Problem: Reproduce this listing in full.

==*==

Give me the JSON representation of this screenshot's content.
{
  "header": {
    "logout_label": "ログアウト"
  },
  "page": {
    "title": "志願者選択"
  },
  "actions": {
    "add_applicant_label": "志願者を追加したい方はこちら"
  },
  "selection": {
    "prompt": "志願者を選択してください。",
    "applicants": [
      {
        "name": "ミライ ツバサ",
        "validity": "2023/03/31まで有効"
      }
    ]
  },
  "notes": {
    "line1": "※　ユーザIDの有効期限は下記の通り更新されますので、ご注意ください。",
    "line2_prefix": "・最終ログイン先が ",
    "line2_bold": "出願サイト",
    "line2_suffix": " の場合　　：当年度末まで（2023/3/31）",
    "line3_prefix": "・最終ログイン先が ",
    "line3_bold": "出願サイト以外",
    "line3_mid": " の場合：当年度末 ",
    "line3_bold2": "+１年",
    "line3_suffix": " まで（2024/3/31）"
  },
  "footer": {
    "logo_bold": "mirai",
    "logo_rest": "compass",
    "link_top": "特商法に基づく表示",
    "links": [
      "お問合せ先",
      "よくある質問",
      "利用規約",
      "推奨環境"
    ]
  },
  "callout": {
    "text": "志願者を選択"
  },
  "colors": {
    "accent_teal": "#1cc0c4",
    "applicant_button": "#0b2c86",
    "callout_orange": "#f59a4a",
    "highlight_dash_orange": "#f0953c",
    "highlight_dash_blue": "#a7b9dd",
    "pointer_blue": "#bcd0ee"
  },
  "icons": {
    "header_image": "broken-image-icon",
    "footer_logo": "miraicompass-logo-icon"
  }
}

==*==

Answer to the exercise:
Give me the JSON representation of this screenshot's content.
{
  "header": {
    "logout_label": "ログアウト"
  },
  "page": {
    "title": "志願者選択"
  },
  "actions": {
    "add_applicant_label": "志願者を追加したい方はこちら"
  },
  "selection": {
    "prompt": "志願者を選択してください。",
    "applicants": [
      {
        "name": "ミライ ツバサ",
        "validity": "2023/03/31まで有効"
      }
    ]
  },
  "notes": {
    "line1": "※　ユーザIDの有効期限は下記の通り更新されますので、ご注意ください。",
    "line2_prefix": "・最終ログイン先が ",
    "line2_bold": "出願サイト",
    "line2_suffix": " の場合　　：当年度末まで（2023/3/31）",
    "line3_prefix": "・最終ログイン先が ",
    "line3_bold": "出願サイト以外",
    "line3_mid": " の場合：当年度末 ",
    "line3_bold2": "+１年",
    "line3_suffix": " まで（2024/3/31）"
  },
  "footer": {
    "logo_bold": "mirai",
    "logo_rest": "compass",
    "link_top": "特商法に基づく表示",
    "links": [
      "お問合せ先",
      "よくある質問",
      "利用規約",
      "推奨環境"
    ]
  },
  "callout": {
    "text": "志願者を選択"
  },
  "colors": {
    "accent_teal": "#1cc0c4",
    "applicant_button": "#0b2c86",
    "callout_orange": "#f59a4a",
    "highlight_dash_orange": "#f0953c",
    "highlight_dash_blue": "#a7b9dd",
    "pointer_blue": "#bcd0ee"
  },
  "icons": {
    "header_image": "broken-image-icon",
    "footer_logo": "miraicompass-logo-icon"
  }
}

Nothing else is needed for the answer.